Entries from a dataset:
------------------------------------------------------------------------

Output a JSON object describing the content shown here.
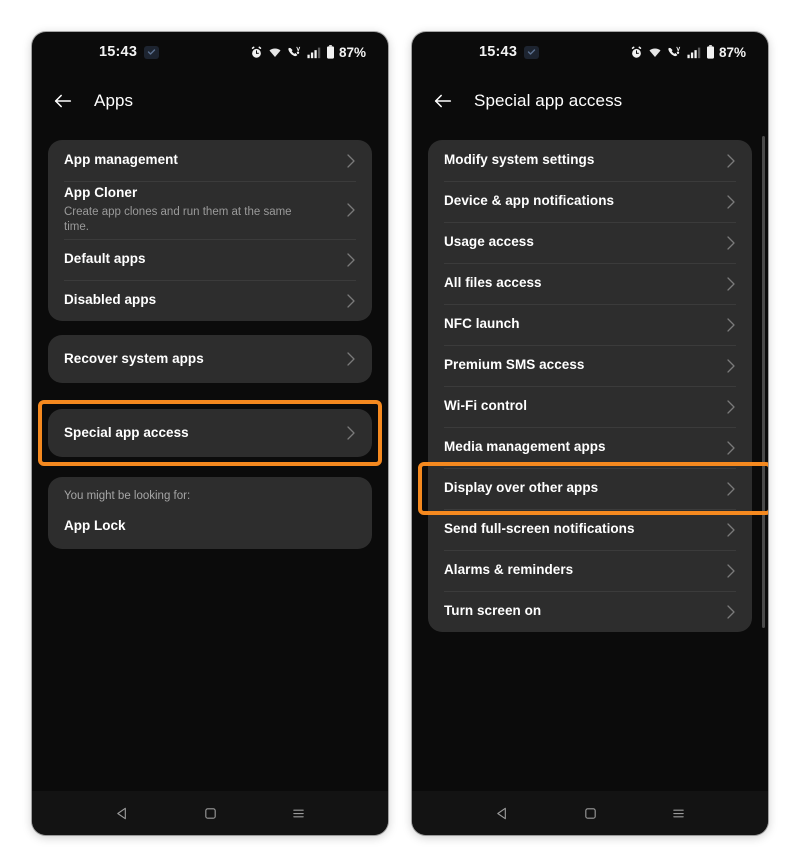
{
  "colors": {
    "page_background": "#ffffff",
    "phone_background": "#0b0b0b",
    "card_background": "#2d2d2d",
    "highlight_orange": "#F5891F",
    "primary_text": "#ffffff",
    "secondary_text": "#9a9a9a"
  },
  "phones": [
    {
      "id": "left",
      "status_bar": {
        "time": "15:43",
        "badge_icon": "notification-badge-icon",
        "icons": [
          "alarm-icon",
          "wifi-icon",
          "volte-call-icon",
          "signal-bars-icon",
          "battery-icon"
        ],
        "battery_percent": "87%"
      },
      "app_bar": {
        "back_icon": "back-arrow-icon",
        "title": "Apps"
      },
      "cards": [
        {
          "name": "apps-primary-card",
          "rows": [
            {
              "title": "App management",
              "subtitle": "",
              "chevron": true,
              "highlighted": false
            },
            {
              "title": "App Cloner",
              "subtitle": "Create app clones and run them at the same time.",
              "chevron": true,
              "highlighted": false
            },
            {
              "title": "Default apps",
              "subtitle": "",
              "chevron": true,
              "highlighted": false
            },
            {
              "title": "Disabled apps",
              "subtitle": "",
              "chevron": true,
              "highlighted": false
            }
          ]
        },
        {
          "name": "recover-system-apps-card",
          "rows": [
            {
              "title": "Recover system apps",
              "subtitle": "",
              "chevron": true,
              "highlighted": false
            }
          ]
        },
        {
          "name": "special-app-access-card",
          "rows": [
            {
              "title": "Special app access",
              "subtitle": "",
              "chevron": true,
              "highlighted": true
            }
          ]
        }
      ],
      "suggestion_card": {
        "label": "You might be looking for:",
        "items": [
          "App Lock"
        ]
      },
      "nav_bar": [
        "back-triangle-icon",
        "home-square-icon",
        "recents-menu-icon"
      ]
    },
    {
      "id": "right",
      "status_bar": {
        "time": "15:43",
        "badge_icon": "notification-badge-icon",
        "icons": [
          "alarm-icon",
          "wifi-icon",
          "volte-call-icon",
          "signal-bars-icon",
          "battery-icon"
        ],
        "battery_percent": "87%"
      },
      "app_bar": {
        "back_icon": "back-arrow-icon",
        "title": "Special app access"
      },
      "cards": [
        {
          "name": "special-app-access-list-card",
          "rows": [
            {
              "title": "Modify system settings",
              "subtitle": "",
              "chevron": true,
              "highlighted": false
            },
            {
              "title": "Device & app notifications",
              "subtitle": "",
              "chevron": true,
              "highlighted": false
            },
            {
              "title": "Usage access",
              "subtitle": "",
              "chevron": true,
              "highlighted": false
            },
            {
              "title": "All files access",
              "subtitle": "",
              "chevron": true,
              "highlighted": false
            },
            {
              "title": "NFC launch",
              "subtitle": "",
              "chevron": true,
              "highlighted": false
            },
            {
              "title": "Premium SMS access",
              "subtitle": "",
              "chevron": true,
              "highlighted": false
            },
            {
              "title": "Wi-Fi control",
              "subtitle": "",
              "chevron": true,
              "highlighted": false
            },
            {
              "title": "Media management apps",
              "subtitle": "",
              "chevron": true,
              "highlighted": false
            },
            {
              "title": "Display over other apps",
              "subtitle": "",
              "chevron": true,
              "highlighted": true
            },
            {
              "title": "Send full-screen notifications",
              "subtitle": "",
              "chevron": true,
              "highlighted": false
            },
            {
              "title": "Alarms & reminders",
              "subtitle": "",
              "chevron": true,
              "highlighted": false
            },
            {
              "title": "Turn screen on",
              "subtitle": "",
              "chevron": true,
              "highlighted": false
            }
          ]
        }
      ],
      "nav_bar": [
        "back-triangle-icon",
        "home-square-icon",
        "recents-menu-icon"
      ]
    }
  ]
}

------------------------------------------------------------------------

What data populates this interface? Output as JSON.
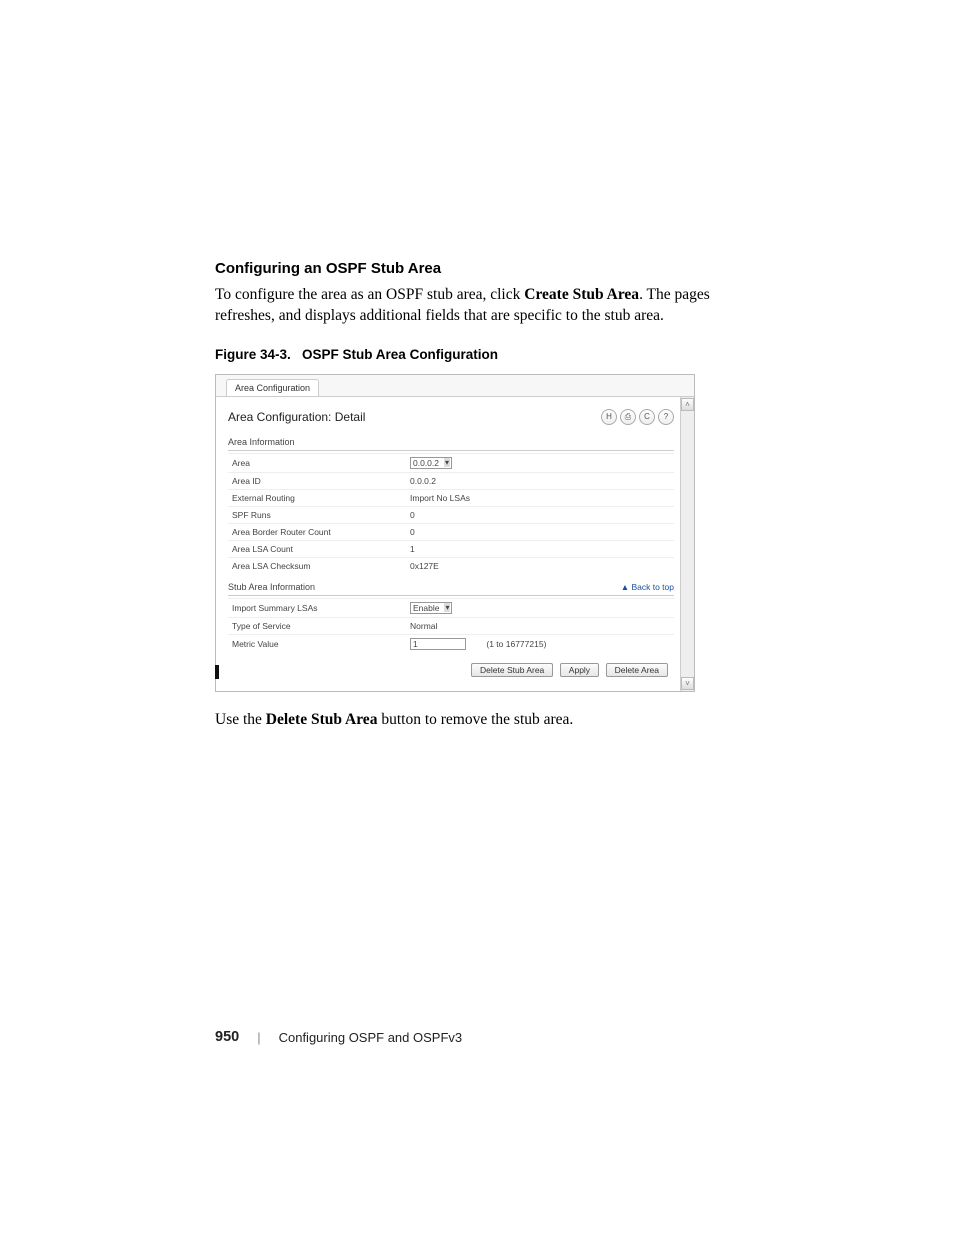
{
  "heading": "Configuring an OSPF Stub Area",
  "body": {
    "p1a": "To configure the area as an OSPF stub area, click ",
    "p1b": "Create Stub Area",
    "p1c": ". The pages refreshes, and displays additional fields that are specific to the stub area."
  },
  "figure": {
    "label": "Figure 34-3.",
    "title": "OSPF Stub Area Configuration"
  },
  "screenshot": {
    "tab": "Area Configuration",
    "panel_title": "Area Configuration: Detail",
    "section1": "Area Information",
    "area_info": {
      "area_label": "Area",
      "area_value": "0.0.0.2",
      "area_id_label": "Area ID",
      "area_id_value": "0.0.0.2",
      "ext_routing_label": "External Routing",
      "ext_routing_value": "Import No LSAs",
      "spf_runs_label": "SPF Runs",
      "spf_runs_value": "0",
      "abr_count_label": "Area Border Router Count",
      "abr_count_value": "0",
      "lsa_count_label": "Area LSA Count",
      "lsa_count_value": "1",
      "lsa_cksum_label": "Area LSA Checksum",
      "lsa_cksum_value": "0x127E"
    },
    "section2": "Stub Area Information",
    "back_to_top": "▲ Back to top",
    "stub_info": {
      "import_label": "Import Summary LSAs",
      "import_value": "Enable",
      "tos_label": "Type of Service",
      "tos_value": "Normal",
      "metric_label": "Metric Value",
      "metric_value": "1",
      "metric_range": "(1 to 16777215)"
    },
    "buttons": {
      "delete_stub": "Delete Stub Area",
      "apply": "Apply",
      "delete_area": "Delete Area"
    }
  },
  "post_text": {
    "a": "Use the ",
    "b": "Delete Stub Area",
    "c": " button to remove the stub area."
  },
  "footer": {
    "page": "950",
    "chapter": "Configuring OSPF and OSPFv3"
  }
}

------------------------------------------------------------------------

■ **STATED PROBLEM**: What is the number of lines that contain "name"? Reply with that number alone.

■ **RESPONSE BELOW**: 4